■ **EXERCISE OBJECTIVE**
Set down all of the data exactly as it appears.

Data records
- - - - - - -

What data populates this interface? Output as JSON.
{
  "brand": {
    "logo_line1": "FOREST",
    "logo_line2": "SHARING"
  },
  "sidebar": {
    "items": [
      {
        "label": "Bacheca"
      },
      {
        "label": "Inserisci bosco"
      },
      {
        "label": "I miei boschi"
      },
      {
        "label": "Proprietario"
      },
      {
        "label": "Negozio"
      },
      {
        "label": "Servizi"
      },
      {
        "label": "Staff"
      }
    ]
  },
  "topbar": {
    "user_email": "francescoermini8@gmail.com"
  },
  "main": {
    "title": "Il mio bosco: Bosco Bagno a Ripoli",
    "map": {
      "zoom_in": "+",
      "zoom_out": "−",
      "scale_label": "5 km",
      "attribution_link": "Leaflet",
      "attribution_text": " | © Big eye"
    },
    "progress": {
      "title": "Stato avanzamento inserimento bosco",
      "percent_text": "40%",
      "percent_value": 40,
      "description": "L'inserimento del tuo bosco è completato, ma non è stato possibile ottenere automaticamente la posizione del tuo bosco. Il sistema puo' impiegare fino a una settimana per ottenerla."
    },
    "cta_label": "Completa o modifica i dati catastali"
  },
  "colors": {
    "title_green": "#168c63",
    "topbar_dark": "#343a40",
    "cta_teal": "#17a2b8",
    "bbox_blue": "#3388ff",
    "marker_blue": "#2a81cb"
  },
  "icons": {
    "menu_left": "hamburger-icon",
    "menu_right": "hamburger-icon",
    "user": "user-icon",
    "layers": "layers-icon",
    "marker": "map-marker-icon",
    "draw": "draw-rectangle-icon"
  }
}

- - - - - - -

■ **COMPLETED EXERCISE**
What data populates this interface? Output as JSON.
{
  "brand": {
    "logo_line1": "FOREST",
    "logo_line2": "SHARING"
  },
  "sidebar": {
    "items": [
      {
        "label": "Bacheca"
      },
      {
        "label": "Inserisci bosco"
      },
      {
        "label": "I miei boschi"
      },
      {
        "label": "Proprietario"
      },
      {
        "label": "Negozio"
      },
      {
        "label": "Servizi"
      },
      {
        "label": "Staff"
      }
    ]
  },
  "topbar": {
    "user_email": "francescoermini8@gmail.com"
  },
  "main": {
    "title": "Il mio bosco: Bosco Bagno a Ripoli",
    "map": {
      "zoom_in": "+",
      "zoom_out": "−",
      "scale_label": "5 km",
      "attribution_link": "Leaflet",
      "attribution_text": " | © Big eye"
    },
    "progress": {
      "title": "Stato avanzamento inserimento bosco",
      "percent_text": "40%",
      "percent_value": 40,
      "description": "L'inserimento del tuo bosco è completato, ma non è stato possibile ottenere automaticamente la posizione del tuo bosco. Il sistema puo' impiegare fino a una settimana per ottenerla."
    },
    "cta_label": "Completa o modifica i dati catastali"
  },
  "colors": {
    "title_green": "#168c63",
    "topbar_dark": "#343a40",
    "cta_teal": "#17a2b8",
    "bbox_blue": "#3388ff",
    "marker_blue": "#2a81cb"
  },
  "icons": {
    "menu_left": "hamburger-icon",
    "menu_right": "hamburger-icon",
    "user": "user-icon",
    "layers": "layers-icon",
    "marker": "map-marker-icon",
    "draw": "draw-rectangle-icon"
  }
}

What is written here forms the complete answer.